Page extract -

+++

Gentoo Websites Logo
Go to: Gentoo Home Documentation Forums Lists Bugs Planet Store Wiki Get Gentoo!
Bug 382967 - Successor of 377971: Gtk2 support needed in gnome-mplayer >=1.04 because mplayer2 not supported in <1.0.4
Summary: Successor of 377971: Gtk2 support needed in gnome-mplayer >=1.04 because mpla...
Status: RESOLVED DUPLICATE of bug 374057
Alias: None
Product: Gentoo Linux
Classification: Unclassified
Component: Current packages (show other bugs)
Hardware: All Linux
: Normal normal (vote)
Assignee: Gentoo Linux bug wranglers
URL:
Whiteboard:
Keywords:
Depends on:
Blocks:
 
Reported: 2011-09-14 15:26 UTC by Klaus Kusche
Modified: 2011-09-16 09:21 UTC (History)
0 users

See Also:
Package list:
Runtime testing required: ---


Attachments

Note You need to log in before you can comment on or make changes to this bug.
Description Klaus Kusche 2011-09-14 15:26:59 UTC
See 377971:
As mplayer2 support will not be enabled on gnome-mplayer 1.0.3,
please support gtk2 in gnome-mplayer 1.0.4
to have a gtk2 version of gnome-mplayer which supports mplayer2.

This combination is supported upstream, so it should be no problem.

This is on a non-gnome system (XFCE), 
and XFCE will not support gtk3 any time soon,
nor will any other piece of software used here.
Hence, gtk3 just for gnome-mplayer is no option.

Gnome-mplayer is plain gtk+ software (see their homepage!),
neither related to nor bound to Gnome or the Gnome project in any way,
so there is no reason to force it to gtk3
just because Gnome moved to gtk3:
gnome-mplayer is expected to work with any gtk+ environment: xfce, lxde, ...

If the Gentoo Gnome community refuses to support gnome-mplayer on gtk2,
please move it to a different maintainer.

+++

Task to complete - Can you rewrite the bug report's passage starting at "This combination is" and ending at "is no option.", swapping "XFCE" for "LXDE"?

(Entries taken from a collection)
+++

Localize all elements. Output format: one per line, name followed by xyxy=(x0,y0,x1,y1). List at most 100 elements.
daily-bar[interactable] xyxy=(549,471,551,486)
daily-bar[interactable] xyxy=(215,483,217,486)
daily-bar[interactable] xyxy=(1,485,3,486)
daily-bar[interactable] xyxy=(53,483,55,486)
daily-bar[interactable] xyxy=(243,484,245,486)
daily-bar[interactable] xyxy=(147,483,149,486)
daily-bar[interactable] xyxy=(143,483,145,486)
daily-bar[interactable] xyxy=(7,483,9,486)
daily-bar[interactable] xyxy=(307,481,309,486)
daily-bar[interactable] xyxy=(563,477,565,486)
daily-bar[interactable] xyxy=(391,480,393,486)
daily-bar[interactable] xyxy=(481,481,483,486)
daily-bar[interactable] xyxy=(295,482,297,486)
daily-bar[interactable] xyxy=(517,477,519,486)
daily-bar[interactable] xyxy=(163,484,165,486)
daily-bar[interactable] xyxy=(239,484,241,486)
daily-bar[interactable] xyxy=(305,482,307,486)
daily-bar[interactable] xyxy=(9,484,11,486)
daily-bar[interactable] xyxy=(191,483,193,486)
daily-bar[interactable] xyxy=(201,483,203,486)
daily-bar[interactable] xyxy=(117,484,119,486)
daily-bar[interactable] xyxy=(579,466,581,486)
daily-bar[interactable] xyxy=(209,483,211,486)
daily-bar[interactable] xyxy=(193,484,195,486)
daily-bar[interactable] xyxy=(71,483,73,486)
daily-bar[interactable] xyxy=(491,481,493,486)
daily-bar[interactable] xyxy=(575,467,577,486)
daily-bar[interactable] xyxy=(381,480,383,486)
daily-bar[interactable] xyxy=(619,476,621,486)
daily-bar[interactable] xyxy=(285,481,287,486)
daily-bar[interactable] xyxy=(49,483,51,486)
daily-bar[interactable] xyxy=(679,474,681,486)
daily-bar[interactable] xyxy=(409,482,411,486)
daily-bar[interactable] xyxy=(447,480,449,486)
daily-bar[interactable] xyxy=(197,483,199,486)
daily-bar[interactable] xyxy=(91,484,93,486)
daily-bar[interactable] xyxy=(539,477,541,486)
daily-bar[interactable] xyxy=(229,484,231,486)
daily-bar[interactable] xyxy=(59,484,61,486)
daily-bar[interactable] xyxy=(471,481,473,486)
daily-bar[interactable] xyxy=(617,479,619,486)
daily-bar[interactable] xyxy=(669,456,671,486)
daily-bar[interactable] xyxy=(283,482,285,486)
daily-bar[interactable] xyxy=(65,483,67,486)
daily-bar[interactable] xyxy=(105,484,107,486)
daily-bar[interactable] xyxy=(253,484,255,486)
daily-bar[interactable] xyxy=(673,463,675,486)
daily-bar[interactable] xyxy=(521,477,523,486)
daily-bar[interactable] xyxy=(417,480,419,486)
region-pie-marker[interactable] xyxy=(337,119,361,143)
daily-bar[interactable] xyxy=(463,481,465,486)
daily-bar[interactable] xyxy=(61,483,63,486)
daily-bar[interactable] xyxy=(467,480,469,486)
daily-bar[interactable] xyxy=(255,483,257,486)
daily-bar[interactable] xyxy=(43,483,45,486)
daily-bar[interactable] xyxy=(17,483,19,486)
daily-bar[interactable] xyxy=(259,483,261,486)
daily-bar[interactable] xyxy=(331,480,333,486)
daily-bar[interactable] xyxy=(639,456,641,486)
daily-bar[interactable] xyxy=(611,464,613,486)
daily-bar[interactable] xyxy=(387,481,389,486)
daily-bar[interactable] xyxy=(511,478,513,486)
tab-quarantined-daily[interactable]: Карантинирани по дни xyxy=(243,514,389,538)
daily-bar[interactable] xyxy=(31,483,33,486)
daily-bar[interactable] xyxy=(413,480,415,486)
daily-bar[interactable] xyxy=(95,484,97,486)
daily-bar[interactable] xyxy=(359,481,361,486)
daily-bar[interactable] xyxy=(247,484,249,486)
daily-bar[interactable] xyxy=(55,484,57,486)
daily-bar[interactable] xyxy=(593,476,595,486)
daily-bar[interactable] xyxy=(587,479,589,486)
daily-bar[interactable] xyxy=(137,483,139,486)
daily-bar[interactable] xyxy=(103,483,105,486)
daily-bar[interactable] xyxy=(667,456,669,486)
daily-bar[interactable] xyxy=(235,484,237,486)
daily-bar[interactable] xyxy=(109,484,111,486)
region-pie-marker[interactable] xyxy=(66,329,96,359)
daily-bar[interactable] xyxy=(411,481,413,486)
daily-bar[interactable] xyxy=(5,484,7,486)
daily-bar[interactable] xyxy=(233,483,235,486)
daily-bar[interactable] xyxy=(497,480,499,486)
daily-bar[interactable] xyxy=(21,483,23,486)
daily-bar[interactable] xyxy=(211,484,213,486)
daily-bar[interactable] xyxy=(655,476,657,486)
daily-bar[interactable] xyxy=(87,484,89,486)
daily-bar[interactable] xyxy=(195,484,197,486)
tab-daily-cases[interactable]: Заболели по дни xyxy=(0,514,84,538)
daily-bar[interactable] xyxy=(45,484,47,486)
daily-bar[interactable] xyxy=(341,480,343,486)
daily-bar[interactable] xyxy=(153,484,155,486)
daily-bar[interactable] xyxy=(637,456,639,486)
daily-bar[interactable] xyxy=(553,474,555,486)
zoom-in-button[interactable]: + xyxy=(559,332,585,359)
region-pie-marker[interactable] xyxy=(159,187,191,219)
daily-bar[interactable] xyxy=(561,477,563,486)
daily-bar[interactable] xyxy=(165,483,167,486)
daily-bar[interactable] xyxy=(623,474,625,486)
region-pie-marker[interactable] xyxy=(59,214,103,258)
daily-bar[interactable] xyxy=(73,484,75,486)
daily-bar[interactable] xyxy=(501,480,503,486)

+++

Your response -
This combination is supported upstream, so it should be no problem.

This is on a non-gnome system (LXDE), 
and LXDE will not support gtk3 any time soon,
nor will any other piece of software used here.
Hence, gtk3 just for gnome-mplayer is no option.